== Texto de la página ==
* * *

Cuidado de los derechos

Miguel Bazdresch

La costumbre es una excelente crema antiarrugas. La costumbre, la inefable continuidad de la cotidianidad torna invisibles las rugosidades de la vida diaria de personas y pueblos. La fuerza de la costumbre no es violenta. Es igual a la fuerza de la gota de agua sobre la piedra: tenaz, incansable y, sobre todo, terriblemente eficaz. Contra el muro de la costumbre se estrellan normas, leyes, razones, razonamientos y, desde luego, toda ideología. A esa fuerza se enfrenta quien intenta cuidar los derechos humanos en una colectividad como la nuestra.

Alguna vez, un amigo, involuntario maestro de vialidad, me dijo: “Manejar en esta ciudad consiste en aprender cuáles de las señales de tránsito son adorno y cuáles son respetables”. La señal se respetaba si era coherente con las prácticas de vialidad del sitio concreto. De otro modo, se ignoraba. Reinaba la costumbre.

El cuidado de los derechos humanos, esa formidable construcción racional con la cual pretendemos evitar los males causados por quien se comporta como superior a otros, se enfrenta a las costumbres. Son éstas, y no las leyes escritas, las que determinan si se vale o no cierta acción de la autoridad. Ejemplos leves: vejar a un joven porque se atrevió a mirar de frente al policía que lo retiene, sin derecho, es costumbre aceptada. “No los provoques”, es el consejo. Burlas y peticiones indignantes de custodios y funcionarios es lo mínimo a soportar por una mujer (peor si es joven) si quiere salir de un trance de barandilla. “Es un acto aislado” o “se lo merecen”, es la acostumbrada (y aceptada) declaración acerca de una golpiza, de un exceso, de una tortura. Cobros misteriosos, trámites inusitados, favores denigrantes, son la costumbre en la relación entre gobernantes y pobladores. ¿Qué derechos son adorno y cuáles se pueden exigir?

* * *

== Material proporcionado ==

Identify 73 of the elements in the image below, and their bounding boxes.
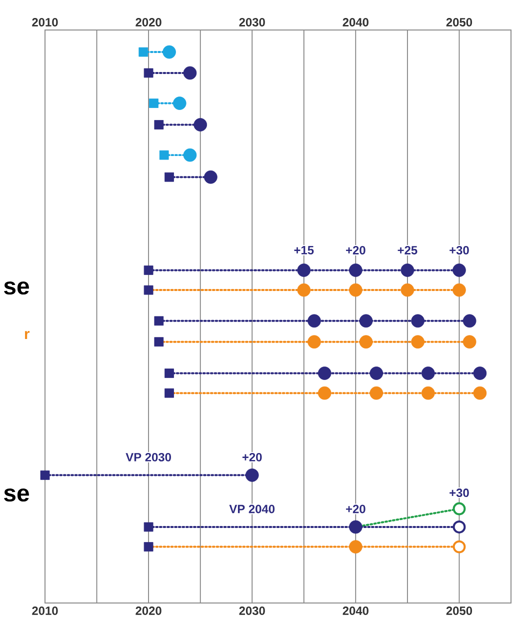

* * *

== Lista de tareas ==
1/ Reproduce literalmente, del texto sobre la costumbre y los derechos humanos, el tramo que va desde "La costumbre es" hasta "Reinaba la costumbre.".
2/ Prosigue el texto sobre la costumbre y los derechos humanos a partir de su última oración.
El material no es necesario para resolver ninguna de las tareas.

== Resultados esperados ==
1/
La costumbre es una excelente crema antiarrugas. La costumbre, la inefable continuidad de la cotidianidad torna invisibles las rugosidades de la vida diaria de personas y pueblos. La fuerza de la costumbre no es violenta. Es igual a la fuerza de la gota de agua sobre la piedra: tenaz, incansable y, sobre todo, terriblemente eficaz. Contra el muro de la costumbre se estrellan normas, leyes, razones, razonamientos y, desde luego, toda ideología. A esa fuerza se enfrenta quien intenta cuidar los derechos humanos en una colectividad como la nuestra.

Alguna vez, un amigo, involuntario maestro de vialidad, me dijo: “Manejar en esta ciudad consiste en aprender cuáles de las señales de tránsito son adorno y cuáles son respetables”. La señal se respetaba si era coherente con las prácticas de vialidad del sitio concreto. De otro modo, se ignoraba. Reinaba la costumbre.

2/
En estos días, el Congreso del Estado ha de nombrar a quien fungirá como ombudsman jalisciense los próximos cinco años. Ese cargo tiene el mandato constitucional de cuidar los derechos humanos, es decir, hacerse cargo de sancionar su vigencia en las actuaciones de la autoridad con la población. La belleza del encargo se enfrentará con la sordidez de la costumbre autoritaria cotidiana. Y con el hábito ciudadano de aceptarlo. El ombudsman ha de ayudarnos a ver nuestras arrugas, a hacernos inaceptables de vejación, la discriminación, el exceso “necesario”, la prepotencia y la impunidad. Se trata de aprender a cuidar, todos, de los derechos de todos.